PROMPT: Assemble all lines in which the string "SYSTEM" appears.

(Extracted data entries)

┄┄┄┄┄┄┄┄┄┄

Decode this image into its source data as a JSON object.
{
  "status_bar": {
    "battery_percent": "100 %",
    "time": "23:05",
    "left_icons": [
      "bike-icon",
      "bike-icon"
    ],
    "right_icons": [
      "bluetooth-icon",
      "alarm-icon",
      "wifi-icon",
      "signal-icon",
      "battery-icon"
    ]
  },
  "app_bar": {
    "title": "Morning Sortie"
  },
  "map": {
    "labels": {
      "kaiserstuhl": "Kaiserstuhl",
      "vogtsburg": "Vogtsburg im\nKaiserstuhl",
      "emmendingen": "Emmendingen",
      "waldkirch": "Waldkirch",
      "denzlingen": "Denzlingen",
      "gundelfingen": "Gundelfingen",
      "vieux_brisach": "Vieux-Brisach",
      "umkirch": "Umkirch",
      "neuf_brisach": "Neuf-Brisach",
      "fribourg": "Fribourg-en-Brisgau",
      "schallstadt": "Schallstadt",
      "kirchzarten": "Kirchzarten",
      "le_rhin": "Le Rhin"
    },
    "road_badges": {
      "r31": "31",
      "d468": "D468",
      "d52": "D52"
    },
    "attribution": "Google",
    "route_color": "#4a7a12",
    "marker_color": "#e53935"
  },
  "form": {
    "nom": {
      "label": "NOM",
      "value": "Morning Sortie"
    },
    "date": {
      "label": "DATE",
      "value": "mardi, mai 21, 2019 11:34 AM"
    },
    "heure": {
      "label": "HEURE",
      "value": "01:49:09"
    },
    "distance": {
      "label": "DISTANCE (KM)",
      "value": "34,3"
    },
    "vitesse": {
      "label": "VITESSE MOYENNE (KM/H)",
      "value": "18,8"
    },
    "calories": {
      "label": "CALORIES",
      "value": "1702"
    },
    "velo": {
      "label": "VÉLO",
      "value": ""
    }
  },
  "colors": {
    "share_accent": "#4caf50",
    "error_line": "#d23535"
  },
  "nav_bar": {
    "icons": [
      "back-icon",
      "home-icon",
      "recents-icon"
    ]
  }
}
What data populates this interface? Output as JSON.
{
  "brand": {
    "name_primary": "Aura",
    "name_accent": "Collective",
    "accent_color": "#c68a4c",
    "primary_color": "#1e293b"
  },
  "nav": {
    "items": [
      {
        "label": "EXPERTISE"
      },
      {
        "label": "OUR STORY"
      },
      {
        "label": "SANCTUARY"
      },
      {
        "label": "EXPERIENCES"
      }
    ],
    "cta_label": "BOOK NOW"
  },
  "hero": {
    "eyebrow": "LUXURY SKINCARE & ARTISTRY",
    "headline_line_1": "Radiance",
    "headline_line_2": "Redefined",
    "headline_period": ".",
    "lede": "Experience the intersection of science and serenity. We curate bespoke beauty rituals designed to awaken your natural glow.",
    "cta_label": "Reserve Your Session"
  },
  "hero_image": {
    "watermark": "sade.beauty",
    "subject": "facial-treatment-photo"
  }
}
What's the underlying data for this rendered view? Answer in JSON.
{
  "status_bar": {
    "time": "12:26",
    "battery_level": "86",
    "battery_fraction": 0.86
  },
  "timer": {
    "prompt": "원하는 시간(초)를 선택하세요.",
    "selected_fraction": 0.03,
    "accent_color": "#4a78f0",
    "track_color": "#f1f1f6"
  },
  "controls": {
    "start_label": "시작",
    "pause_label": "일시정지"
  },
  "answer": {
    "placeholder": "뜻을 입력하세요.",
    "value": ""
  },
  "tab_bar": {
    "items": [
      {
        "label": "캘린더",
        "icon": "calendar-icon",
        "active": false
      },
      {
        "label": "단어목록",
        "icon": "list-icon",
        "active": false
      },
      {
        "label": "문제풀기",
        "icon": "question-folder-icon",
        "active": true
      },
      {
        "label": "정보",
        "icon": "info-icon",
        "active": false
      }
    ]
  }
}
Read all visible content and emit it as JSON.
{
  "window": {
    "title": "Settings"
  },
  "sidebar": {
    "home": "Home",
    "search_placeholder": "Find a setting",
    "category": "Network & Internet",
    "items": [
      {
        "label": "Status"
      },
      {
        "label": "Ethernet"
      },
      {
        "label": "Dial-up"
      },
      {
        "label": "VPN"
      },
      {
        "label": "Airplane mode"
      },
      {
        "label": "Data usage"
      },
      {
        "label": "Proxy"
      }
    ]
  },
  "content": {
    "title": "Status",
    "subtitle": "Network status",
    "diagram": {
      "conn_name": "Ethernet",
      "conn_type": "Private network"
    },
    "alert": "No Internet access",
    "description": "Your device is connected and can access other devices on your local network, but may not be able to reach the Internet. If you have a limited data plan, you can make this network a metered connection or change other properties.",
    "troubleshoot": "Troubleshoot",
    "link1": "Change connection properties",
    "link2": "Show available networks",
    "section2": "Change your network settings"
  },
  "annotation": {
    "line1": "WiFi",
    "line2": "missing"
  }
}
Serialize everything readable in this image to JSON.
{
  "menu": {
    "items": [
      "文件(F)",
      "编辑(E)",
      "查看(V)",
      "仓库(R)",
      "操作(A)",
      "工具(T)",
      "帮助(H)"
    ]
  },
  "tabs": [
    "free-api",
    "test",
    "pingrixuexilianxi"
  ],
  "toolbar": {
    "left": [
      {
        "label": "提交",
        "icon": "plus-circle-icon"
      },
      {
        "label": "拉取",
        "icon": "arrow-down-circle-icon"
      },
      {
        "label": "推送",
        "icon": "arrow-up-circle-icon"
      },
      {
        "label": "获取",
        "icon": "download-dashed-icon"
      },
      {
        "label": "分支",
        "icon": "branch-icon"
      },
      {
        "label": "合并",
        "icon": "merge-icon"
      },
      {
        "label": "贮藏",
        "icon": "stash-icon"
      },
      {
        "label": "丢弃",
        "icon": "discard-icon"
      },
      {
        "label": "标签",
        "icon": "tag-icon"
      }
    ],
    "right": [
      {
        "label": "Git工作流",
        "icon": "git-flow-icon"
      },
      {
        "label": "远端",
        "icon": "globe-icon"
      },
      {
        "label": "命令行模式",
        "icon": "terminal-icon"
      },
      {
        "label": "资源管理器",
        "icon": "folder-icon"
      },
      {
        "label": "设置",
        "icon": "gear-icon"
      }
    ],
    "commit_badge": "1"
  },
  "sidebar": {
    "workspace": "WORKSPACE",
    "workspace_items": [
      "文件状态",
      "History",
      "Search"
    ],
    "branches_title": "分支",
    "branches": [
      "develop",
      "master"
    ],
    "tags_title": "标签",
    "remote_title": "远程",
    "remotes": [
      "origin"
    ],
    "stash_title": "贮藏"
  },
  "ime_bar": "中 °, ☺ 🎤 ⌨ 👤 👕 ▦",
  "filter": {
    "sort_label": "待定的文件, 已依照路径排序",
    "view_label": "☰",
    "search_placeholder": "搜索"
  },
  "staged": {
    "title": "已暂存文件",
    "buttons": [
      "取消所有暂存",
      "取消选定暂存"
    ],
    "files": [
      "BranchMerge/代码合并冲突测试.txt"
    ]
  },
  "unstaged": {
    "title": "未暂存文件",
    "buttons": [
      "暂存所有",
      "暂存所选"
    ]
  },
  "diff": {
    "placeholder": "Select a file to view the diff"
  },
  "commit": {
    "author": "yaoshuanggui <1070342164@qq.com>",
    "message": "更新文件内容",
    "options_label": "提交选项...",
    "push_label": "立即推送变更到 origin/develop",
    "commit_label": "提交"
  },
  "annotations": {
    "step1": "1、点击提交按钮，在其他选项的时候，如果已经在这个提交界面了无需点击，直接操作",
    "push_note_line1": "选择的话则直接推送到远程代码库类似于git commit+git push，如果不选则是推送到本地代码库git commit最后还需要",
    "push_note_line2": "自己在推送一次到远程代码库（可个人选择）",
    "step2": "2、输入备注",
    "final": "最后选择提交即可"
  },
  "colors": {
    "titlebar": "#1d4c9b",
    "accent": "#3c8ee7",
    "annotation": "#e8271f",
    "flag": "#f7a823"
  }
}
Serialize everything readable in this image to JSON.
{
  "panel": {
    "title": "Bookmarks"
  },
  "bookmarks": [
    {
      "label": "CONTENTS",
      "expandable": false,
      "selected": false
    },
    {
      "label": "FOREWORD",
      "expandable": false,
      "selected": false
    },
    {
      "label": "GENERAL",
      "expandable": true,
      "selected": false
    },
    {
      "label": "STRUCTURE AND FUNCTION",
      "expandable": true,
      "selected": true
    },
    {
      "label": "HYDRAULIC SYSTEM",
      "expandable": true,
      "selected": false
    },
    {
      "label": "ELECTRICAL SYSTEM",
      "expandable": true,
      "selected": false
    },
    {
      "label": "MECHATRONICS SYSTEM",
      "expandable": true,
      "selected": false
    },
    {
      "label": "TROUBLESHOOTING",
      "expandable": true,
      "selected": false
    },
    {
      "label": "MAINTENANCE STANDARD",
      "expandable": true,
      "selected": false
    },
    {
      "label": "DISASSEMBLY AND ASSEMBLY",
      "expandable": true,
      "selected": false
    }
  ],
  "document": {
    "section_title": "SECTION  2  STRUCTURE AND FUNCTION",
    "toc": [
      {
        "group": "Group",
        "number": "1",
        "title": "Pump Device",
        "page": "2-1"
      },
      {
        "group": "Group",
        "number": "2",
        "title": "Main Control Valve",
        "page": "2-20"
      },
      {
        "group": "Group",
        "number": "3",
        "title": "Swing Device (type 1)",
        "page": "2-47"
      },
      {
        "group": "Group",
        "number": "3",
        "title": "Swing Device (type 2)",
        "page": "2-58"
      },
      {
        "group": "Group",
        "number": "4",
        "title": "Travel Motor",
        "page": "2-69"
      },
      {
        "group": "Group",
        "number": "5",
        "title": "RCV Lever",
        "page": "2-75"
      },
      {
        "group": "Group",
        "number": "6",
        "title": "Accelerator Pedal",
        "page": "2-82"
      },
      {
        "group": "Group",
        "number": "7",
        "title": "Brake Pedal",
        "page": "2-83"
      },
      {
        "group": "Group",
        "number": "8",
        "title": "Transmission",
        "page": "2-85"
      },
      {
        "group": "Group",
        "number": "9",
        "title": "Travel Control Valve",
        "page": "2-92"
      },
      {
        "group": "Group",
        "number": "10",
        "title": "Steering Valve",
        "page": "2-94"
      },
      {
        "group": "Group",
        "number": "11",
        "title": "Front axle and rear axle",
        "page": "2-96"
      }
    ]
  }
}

┄┄┄┄┄┄┄┄┄┄

FINAL ANSWER:
      "label": "HYDRAULIC SYSTEM",
      "label": "ELECTRICAL SYSTEM",
      "label": "MECHATRONICS SYSTEM",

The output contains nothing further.